_Task details:_
Copy all lines that contain the word "Past".

[START OF Data shown]

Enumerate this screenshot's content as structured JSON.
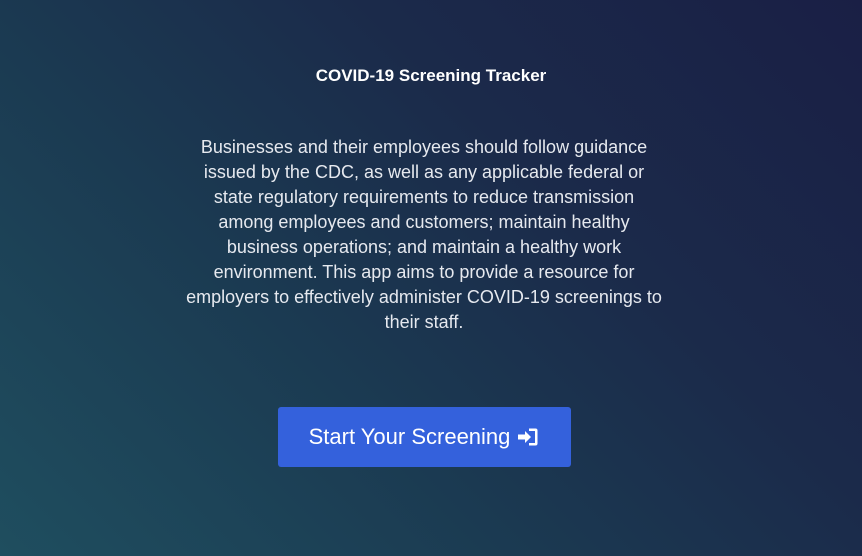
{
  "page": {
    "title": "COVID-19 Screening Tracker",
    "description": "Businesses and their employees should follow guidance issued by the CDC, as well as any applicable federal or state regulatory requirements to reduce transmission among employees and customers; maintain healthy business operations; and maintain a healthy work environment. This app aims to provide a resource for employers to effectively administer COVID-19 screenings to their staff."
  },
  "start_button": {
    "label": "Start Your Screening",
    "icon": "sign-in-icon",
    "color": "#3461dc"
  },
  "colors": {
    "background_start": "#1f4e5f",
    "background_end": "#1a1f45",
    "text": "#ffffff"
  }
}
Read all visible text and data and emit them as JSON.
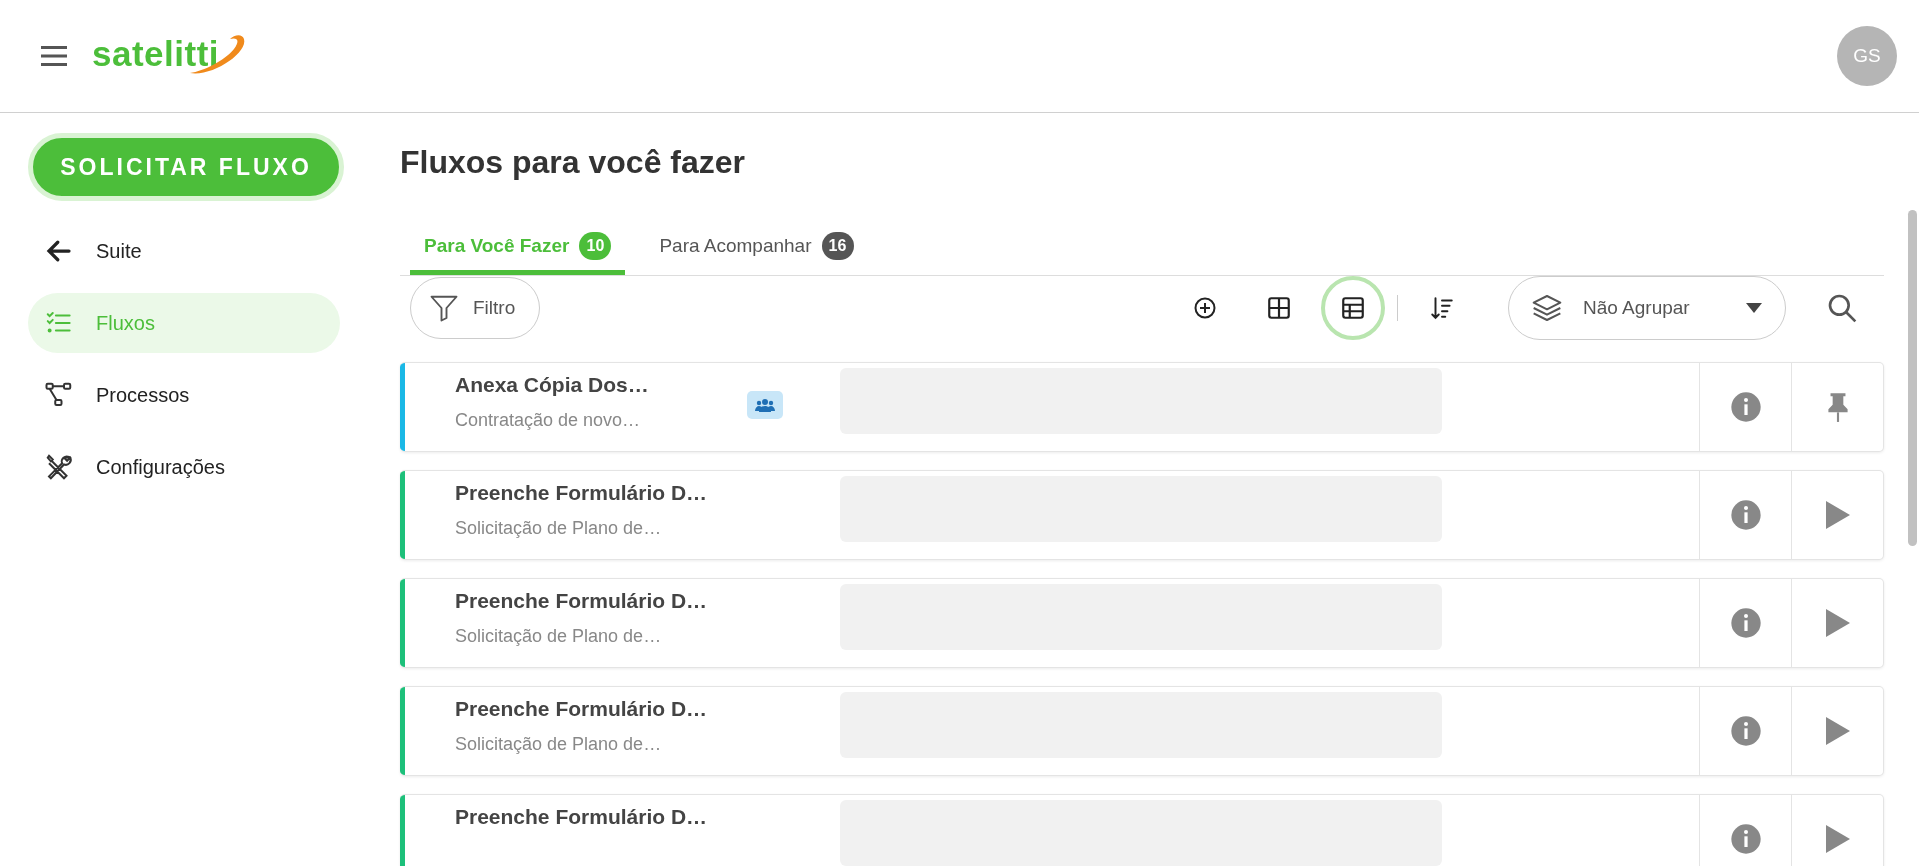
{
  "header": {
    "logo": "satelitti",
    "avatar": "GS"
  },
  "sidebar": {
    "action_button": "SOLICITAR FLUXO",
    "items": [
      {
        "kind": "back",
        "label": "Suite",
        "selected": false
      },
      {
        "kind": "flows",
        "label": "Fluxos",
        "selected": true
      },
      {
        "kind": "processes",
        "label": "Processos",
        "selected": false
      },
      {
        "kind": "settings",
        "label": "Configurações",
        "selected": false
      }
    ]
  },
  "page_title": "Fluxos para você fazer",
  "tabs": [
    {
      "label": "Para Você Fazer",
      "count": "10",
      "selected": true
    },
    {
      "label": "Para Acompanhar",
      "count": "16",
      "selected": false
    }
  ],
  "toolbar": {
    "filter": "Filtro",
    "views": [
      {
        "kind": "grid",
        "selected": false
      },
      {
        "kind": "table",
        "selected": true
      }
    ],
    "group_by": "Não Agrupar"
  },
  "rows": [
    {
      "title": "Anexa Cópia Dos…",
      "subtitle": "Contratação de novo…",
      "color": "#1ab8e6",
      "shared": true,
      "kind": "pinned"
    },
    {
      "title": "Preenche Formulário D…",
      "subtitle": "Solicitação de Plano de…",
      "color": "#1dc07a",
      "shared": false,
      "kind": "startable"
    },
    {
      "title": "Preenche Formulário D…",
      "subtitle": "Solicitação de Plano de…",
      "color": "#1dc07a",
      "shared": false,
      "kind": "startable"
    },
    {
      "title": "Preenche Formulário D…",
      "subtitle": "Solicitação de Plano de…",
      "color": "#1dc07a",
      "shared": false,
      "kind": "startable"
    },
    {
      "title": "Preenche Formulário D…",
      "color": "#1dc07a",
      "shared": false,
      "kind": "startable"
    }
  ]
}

[END OF Data shown]
[START OF Data shown]

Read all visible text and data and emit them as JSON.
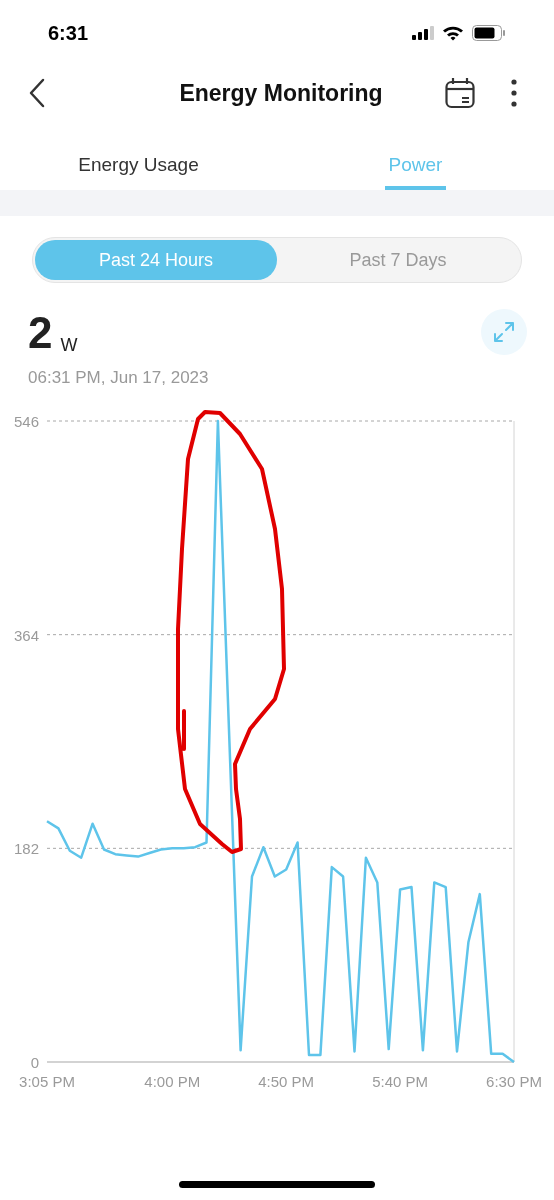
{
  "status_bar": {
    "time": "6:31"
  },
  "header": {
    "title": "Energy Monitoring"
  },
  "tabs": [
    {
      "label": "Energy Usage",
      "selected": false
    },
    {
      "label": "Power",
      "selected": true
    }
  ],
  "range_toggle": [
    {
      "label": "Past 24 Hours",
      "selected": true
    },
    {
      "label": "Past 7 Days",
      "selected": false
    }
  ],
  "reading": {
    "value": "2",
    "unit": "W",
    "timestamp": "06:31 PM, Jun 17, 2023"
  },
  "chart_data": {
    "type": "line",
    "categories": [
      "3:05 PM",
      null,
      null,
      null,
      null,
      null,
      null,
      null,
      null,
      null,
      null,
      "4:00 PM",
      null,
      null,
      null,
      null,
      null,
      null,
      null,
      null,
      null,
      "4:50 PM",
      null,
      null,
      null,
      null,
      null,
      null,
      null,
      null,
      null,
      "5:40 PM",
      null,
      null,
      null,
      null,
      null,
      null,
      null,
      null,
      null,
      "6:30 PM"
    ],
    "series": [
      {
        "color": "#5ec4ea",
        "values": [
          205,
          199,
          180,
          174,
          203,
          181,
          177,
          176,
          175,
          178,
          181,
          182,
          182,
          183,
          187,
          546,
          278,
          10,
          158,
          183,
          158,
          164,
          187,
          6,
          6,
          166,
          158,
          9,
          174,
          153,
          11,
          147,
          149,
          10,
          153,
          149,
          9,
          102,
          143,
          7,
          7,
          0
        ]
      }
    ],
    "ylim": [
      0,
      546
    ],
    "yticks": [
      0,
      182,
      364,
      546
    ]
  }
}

[END OF Data shown]

_Answer for this exercise:_
      "label": "Past 24 Hours",
      "label": "Past 7 Days",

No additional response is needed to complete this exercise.